Set task: Write out the material as a numbered list, starting from its first line and going on through the line that contains "study-weight: 6.4% — [482, 284, 514, 300]", and leave out any blank lines.

Information given:
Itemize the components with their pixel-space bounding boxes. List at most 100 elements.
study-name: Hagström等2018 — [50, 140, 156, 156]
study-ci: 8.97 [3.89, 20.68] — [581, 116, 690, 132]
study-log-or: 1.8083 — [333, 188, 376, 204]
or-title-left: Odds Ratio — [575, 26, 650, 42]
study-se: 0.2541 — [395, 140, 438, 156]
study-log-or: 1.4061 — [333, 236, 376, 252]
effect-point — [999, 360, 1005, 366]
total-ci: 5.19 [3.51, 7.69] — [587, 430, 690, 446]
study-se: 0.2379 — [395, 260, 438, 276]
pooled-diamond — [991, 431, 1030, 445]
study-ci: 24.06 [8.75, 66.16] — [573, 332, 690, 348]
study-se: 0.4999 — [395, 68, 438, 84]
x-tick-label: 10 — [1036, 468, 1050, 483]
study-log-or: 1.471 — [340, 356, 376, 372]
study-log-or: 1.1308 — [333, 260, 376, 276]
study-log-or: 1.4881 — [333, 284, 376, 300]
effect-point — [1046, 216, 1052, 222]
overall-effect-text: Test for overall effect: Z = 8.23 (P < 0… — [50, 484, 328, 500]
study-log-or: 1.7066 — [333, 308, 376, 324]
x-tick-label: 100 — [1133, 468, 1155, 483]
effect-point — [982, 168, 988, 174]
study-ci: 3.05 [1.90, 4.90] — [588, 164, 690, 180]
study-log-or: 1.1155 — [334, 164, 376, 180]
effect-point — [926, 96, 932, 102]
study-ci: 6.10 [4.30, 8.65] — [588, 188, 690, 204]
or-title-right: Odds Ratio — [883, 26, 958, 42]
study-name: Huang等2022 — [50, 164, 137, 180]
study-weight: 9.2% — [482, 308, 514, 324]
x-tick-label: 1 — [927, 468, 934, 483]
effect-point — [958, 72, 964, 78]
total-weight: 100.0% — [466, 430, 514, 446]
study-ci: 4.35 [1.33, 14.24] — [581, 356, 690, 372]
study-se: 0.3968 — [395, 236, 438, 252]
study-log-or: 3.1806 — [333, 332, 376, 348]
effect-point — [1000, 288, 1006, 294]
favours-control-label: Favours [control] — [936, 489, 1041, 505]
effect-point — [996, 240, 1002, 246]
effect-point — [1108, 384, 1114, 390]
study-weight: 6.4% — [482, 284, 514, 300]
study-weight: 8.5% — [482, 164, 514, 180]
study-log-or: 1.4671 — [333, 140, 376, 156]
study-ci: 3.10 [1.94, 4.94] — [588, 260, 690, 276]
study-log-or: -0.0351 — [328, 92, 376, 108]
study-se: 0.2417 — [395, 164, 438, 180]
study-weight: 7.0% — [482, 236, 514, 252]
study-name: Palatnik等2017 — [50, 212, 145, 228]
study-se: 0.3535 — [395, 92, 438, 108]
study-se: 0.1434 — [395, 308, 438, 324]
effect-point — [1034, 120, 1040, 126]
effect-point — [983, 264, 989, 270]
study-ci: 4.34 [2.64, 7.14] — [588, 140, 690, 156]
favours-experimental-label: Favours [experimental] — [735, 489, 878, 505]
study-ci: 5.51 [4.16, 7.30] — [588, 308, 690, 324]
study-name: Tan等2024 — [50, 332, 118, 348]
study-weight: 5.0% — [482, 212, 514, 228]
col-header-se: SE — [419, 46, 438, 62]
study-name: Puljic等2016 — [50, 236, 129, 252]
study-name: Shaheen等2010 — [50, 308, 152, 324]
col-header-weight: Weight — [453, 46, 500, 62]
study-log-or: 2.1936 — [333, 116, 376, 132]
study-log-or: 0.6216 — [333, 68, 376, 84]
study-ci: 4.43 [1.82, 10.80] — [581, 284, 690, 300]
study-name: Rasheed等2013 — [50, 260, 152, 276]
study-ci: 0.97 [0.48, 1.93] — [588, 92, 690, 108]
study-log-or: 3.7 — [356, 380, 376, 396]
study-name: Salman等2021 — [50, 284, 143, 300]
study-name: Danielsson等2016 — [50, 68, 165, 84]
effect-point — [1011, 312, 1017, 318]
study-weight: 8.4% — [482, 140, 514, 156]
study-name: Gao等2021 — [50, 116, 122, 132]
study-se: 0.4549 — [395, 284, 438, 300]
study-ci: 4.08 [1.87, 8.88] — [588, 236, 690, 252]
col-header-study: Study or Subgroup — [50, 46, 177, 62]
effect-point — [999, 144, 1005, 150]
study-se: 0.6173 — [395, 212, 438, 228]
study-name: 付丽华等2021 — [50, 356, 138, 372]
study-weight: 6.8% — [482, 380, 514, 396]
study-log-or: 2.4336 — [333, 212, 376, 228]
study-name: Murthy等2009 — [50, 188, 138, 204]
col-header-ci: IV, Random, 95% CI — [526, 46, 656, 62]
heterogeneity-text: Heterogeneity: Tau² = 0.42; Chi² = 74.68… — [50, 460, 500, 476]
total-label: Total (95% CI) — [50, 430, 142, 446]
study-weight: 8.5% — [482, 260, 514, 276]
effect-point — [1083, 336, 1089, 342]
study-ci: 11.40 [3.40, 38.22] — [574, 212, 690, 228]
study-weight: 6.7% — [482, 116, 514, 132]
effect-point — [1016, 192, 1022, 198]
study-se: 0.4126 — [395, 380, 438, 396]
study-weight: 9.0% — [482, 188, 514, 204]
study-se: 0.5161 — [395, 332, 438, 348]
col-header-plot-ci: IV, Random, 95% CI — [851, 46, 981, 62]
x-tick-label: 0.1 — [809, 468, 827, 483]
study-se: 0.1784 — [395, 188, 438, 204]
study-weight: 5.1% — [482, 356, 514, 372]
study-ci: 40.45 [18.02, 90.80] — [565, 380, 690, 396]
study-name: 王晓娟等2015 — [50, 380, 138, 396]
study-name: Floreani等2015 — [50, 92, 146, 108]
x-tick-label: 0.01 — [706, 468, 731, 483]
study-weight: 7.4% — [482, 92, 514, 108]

Answer for this exercise:
1. Itemize the components with their pixel-space bounding boxes. List at most 100 elements.
2. study-name: Hagström等2018 — [50, 140, 156, 156]
3. study-ci: 8.97 [3.89, 20.68] — [581, 116, 690, 132]
4. study-log-or: 1.8083 — [333, 188, 376, 204]
5. or-title-left: Odds Ratio — [575, 26, 650, 42]
6. study-se: 0.2541 — [395, 140, 438, 156]
7. study-log-or: 1.4061 — [333, 236, 376, 252]
8. effect-point — [999, 360, 1005, 366]
9. total-ci: 5.19 [3.51, 7.69] — [587, 430, 690, 446]
10. study-se: 0.2379 — [395, 260, 438, 276]
11. pooled-diamond — [991, 431, 1030, 445]
12. study-ci: 24.06 [8.75, 66.16] — [573, 332, 690, 348]
13. study-se: 0.4999 — [395, 68, 438, 84]
14. x-tick-label: 10 — [1036, 468, 1050, 483]
15. study-log-or: 1.471 — [340, 356, 376, 372]
16. study-log-or: 1.1308 — [333, 260, 376, 276]
17. study-log-or: 1.4881 — [333, 284, 376, 300]
18. effect-point — [1046, 216, 1052, 222]
19. overall-effect-text: Test for overall effect: Z = 8.23 (P < 0… — [50, 484, 328, 500]
20. study-log-or: 1.7066 — [333, 308, 376, 324]
21. x-tick-label: 100 — [1133, 468, 1155, 483]
22. effect-point — [982, 168, 988, 174]
23. study-ci: 3.05 [1.90, 4.90] — [588, 164, 690, 180]
24. study-log-or: 1.1155 — [334, 164, 376, 180]
25. effect-point — [926, 96, 932, 102]
26. study-ci: 6.10 [4.30, 8.65] — [588, 188, 690, 204]
27. or-title-right: Odds Ratio — [883, 26, 958, 42]
28. study-name: Huang等2022 — [50, 164, 137, 180]
29. study-weight: 9.2% — [482, 308, 514, 324]
30. x-tick-label: 1 — [927, 468, 934, 483]
31. effect-point — [958, 72, 964, 78]
32. total-weight: 100.0% — [466, 430, 514, 446]
33. study-ci: 4.35 [1.33, 14.24] — [581, 356, 690, 372]
34. study-se: 0.3968 — [395, 236, 438, 252]
35. study-log-or: 3.1806 — [333, 332, 376, 348]
36. effect-point — [1000, 288, 1006, 294]
37. favours-control-label: Favours [control] — [936, 489, 1041, 505]
38. effect-point — [996, 240, 1002, 246]
39. effect-point — [1108, 384, 1114, 390]
40. study-weight: 6.4% — [482, 284, 514, 300]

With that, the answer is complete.